Set task -
Show all lines of the listing that hold the word "écoulé".
— BEGIN Supplied material —
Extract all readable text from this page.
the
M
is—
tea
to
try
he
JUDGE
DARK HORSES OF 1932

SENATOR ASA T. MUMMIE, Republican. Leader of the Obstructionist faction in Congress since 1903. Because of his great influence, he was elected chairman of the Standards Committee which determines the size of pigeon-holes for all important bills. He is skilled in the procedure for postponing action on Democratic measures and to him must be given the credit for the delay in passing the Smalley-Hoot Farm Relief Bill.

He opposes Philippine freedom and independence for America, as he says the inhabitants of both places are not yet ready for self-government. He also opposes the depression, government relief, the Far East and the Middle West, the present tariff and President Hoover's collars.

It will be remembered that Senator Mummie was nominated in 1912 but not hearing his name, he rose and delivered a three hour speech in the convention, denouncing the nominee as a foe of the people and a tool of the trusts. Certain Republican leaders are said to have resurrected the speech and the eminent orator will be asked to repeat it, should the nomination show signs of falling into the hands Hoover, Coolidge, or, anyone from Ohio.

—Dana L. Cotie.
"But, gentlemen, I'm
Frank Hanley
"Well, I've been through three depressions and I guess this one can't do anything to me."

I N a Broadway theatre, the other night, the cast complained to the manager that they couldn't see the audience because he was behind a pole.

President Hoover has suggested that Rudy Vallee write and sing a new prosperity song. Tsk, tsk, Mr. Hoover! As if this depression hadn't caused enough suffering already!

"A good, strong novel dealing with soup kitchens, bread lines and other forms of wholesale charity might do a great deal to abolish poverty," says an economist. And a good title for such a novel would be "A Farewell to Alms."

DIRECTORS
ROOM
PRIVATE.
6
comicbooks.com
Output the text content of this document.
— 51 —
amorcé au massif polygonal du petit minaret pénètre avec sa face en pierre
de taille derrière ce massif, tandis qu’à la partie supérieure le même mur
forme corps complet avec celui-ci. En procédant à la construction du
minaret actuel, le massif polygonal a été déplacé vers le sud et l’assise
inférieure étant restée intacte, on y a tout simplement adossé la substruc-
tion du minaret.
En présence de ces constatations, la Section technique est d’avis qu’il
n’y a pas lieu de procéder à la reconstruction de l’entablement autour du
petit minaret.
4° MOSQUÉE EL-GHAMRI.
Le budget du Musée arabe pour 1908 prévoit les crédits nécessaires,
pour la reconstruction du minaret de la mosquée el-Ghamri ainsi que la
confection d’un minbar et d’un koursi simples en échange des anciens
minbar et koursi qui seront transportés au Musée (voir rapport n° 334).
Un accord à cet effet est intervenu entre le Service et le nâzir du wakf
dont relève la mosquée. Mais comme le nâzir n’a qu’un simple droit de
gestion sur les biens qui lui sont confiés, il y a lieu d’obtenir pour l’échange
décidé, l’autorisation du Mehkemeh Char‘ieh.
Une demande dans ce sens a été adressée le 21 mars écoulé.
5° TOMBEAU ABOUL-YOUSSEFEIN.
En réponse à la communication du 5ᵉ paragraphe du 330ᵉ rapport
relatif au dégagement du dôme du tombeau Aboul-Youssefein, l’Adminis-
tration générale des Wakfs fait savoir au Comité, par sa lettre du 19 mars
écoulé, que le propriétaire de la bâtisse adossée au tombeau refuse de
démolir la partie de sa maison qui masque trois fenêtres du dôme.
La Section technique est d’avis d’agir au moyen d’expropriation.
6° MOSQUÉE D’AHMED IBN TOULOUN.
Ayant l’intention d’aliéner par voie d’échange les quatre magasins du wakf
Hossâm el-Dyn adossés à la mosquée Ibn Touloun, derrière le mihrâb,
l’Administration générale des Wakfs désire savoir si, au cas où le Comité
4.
— END Supplied material —
Task solution -
Une demande dans ce sens a été adressée le 21 mars écoulé.
écoulé, que le propriétaire de la bâtisse adossée au tombeau refuse de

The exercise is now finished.